*THE PROBLEM*.
State how many lines contain the string "CORN", and write nothing else.

*LISTED RECORDS*.
* Begin *

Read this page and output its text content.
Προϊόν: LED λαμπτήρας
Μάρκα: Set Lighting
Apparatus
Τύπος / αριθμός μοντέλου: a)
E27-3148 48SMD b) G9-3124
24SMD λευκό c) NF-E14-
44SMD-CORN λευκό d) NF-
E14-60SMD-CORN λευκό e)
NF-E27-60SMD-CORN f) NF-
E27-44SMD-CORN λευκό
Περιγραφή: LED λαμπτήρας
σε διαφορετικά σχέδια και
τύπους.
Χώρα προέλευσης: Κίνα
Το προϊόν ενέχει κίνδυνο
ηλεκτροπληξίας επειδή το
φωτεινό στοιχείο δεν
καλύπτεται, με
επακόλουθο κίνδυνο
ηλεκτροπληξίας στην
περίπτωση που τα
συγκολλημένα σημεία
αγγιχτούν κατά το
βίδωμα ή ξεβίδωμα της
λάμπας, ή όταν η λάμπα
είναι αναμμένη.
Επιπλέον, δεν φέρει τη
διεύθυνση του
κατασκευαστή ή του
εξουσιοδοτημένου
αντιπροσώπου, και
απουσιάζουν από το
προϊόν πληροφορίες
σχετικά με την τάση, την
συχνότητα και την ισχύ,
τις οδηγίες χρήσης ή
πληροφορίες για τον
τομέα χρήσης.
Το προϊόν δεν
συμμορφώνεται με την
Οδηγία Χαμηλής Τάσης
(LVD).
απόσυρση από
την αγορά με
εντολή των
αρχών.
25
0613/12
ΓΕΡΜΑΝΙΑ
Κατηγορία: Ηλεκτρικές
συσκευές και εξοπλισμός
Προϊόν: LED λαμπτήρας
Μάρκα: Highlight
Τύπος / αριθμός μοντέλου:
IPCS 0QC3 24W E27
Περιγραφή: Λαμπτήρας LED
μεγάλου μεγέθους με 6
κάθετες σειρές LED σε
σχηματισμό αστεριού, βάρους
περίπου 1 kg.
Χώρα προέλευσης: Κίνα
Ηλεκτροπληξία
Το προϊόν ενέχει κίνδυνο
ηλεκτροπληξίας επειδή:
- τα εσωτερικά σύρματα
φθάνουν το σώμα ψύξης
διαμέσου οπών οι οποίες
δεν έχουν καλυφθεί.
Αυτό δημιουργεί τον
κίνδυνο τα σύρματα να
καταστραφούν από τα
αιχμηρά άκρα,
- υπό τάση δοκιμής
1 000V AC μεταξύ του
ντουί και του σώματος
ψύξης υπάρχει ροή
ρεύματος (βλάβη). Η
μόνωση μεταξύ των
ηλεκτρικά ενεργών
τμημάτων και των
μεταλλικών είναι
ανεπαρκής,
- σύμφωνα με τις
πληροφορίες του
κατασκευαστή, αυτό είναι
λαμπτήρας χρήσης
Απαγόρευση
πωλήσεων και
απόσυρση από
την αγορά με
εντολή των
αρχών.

* End *
* Begin *

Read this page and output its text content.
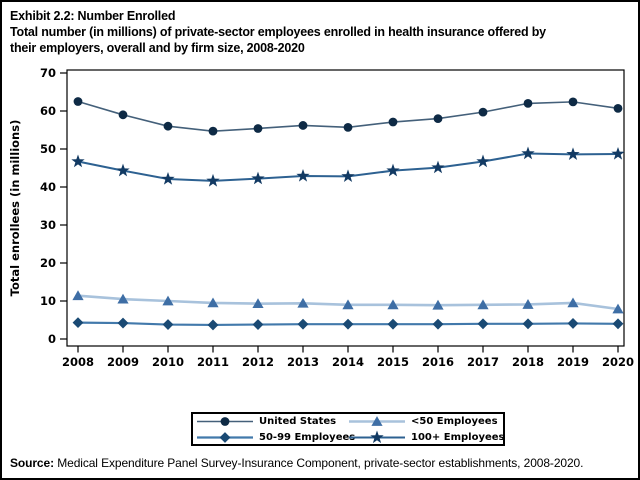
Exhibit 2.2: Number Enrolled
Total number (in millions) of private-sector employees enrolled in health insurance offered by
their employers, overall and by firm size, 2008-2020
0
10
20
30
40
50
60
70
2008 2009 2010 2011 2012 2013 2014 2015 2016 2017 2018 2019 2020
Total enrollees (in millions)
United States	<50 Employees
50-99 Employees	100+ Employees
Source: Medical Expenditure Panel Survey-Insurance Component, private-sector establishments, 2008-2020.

* End *
* Begin *

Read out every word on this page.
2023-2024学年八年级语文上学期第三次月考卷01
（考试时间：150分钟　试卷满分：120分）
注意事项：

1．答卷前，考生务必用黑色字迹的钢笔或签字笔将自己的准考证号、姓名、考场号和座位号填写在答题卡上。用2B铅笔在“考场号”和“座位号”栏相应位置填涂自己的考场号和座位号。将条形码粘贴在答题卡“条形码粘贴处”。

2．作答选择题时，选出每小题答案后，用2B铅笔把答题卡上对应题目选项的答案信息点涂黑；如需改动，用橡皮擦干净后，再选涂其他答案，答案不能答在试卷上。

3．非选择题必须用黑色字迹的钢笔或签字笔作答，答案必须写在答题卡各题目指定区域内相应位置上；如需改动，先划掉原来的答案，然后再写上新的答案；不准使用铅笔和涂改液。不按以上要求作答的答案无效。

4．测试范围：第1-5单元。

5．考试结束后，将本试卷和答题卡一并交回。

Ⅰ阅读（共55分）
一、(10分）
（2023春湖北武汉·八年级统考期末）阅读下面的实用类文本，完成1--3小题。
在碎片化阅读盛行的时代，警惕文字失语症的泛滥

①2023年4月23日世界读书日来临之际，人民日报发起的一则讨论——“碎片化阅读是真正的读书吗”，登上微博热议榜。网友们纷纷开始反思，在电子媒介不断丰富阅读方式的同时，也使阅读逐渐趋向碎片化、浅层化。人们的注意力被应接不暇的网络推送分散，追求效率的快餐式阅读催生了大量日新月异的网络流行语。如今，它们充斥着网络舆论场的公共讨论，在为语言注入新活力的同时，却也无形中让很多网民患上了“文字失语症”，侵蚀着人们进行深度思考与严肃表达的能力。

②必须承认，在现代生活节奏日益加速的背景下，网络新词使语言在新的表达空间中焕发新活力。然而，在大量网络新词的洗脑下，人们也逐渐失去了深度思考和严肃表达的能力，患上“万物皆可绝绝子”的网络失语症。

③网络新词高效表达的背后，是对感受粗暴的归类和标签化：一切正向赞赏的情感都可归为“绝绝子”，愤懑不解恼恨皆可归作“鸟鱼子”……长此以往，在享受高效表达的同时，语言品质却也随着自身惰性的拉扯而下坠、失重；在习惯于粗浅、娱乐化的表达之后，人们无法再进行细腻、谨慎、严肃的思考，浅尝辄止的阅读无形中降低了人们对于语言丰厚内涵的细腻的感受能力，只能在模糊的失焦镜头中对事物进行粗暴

* End *

*WRITTEN ANSWER*.
4